What you have to do: Copy each of the rows below word for word, with no changes.

--- Begin ---

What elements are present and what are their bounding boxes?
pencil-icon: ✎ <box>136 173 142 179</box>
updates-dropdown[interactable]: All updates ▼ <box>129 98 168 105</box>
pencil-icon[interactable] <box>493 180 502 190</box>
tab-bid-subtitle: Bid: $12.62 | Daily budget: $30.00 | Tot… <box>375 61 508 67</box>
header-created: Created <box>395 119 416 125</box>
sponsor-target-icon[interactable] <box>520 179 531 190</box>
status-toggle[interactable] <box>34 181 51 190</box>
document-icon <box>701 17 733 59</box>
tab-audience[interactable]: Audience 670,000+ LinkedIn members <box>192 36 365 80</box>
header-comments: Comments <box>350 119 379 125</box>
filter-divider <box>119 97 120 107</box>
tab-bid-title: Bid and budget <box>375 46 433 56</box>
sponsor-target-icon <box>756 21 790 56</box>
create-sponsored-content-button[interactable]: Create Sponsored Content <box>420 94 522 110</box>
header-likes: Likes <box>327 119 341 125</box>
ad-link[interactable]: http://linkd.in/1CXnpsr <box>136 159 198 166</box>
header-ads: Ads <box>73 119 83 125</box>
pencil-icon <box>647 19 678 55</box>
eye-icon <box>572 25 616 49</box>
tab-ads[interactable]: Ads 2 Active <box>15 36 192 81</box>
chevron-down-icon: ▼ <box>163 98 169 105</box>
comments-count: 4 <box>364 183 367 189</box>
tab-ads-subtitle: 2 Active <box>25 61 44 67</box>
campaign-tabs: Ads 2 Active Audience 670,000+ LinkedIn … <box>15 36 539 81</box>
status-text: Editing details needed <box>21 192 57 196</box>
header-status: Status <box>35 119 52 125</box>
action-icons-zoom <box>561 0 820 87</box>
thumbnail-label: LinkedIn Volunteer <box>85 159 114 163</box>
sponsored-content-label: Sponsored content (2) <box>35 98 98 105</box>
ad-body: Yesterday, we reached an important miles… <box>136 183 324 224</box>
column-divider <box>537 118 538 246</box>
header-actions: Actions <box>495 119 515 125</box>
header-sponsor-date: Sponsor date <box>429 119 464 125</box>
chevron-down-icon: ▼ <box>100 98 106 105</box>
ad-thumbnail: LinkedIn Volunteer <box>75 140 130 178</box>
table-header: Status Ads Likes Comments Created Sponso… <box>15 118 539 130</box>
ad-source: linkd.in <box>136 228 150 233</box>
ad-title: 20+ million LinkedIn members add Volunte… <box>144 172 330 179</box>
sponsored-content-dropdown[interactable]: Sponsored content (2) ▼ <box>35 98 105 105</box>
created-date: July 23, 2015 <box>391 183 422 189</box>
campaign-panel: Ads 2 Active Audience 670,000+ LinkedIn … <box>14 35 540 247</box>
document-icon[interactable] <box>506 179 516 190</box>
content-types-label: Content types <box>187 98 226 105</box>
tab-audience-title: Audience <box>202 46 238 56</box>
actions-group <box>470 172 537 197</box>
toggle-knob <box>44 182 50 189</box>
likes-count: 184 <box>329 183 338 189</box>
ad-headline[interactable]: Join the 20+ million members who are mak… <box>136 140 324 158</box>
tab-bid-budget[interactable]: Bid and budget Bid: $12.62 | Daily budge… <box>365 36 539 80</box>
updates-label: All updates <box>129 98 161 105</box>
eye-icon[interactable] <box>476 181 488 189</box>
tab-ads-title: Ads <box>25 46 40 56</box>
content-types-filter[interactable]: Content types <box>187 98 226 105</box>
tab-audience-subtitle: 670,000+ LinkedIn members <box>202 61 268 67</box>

--- End ---

The result:
What elements are present and what are their bounding boxes?
pencil-icon: ✎ <box>136 173 142 179</box>
updates-dropdown[interactable]: All updates ▼ <box>129 98 168 105</box>
pencil-icon[interactable] <box>493 180 502 190</box>
tab-bid-subtitle: Bid: $12.62 | Daily budget: $30.00 | Tot… <box>375 61 508 67</box>
header-created: Created <box>395 119 416 125</box>
sponsor-target-icon[interactable] <box>520 179 531 190</box>
status-toggle[interactable] <box>34 181 51 190</box>
document-icon <box>701 17 733 59</box>
tab-audience[interactable]: Audience 670,000+ LinkedIn members <box>192 36 365 80</box>
header-comments: Comments <box>350 119 379 125</box>
filter-divider <box>119 97 120 107</box>
tab-bid-title: Bid and budget <box>375 46 433 56</box>
sponsor-target-icon <box>756 21 790 56</box>
create-sponsored-content-button[interactable]: Create Sponsored Content <box>420 94 522 110</box>
header-likes: Likes <box>327 119 341 125</box>
ad-link[interactable]: http://linkd.in/1CXnpsr <box>136 159 198 166</box>
header-ads: Ads <box>73 119 83 125</box>
pencil-icon <box>647 19 678 55</box>
eye-icon <box>572 25 616 49</box>
tab-ads[interactable]: Ads 2 Active <box>15 36 192 81</box>
chevron-down-icon: ▼ <box>163 98 169 105</box>
comments-count: 4 <box>364 183 367 189</box>
tab-ads-subtitle: 2 Active <box>25 61 44 67</box>
campaign-tabs: Ads 2 Active Audience 670,000+ LinkedIn … <box>15 36 539 81</box>
status-text: Editing details needed <box>21 192 57 196</box>
header-status: Status <box>35 119 52 125</box>
action-icons-zoom <box>561 0 820 87</box>
thumbnail-label: LinkedIn Volunteer <box>85 159 114 163</box>
sponsored-content-label: Sponsored content (2) <box>35 98 98 105</box>
ad-body: Yesterday, we reached an important miles… <box>136 183 324 224</box>
column-divider <box>537 118 538 246</box>
header-actions: Actions <box>495 119 515 125</box>
header-sponsor-date: Sponsor date <box>429 119 464 125</box>
chevron-down-icon: ▼ <box>100 98 106 105</box>
ad-thumbnail: LinkedIn Volunteer <box>75 140 130 178</box>
table-header: Status Ads Likes Comments Created Sponso… <box>15 118 539 130</box>
ad-source: linkd.in <box>136 228 150 233</box>
ad-title: 20+ million LinkedIn members add Volunte… <box>144 172 330 179</box>
sponsored-content-dropdown[interactable]: Sponsored content (2) ▼ <box>35 98 105 105</box>
created-date: July 23, 2015 <box>391 183 422 189</box>
campaign-panel: Ads 2 Active Audience 670,000+ LinkedIn … <box>14 35 540 247</box>
document-icon[interactable] <box>506 179 516 190</box>
content-types-label: Content types <box>187 98 226 105</box>
tab-audience-title: Audience <box>202 46 238 56</box>
actions-group <box>470 172 537 197</box>
toggle-knob <box>44 182 50 189</box>
likes-count: 184 <box>329 183 338 189</box>
ad-headline[interactable]: Join the 20+ million members who are mak… <box>136 140 324 158</box>
tab-bid-budget[interactable]: Bid and budget Bid: $12.62 | Daily budge… <box>365 36 539 80</box>
updates-label: All updates <box>129 98 161 105</box>
eye-icon[interactable] <box>476 181 488 189</box>
tab-ads-title: Ads <box>25 46 40 56</box>
content-types-filter[interactable]: Content types <box>187 98 226 105</box>
tab-audience-subtitle: 670,000+ LinkedIn members <box>202 61 268 67</box>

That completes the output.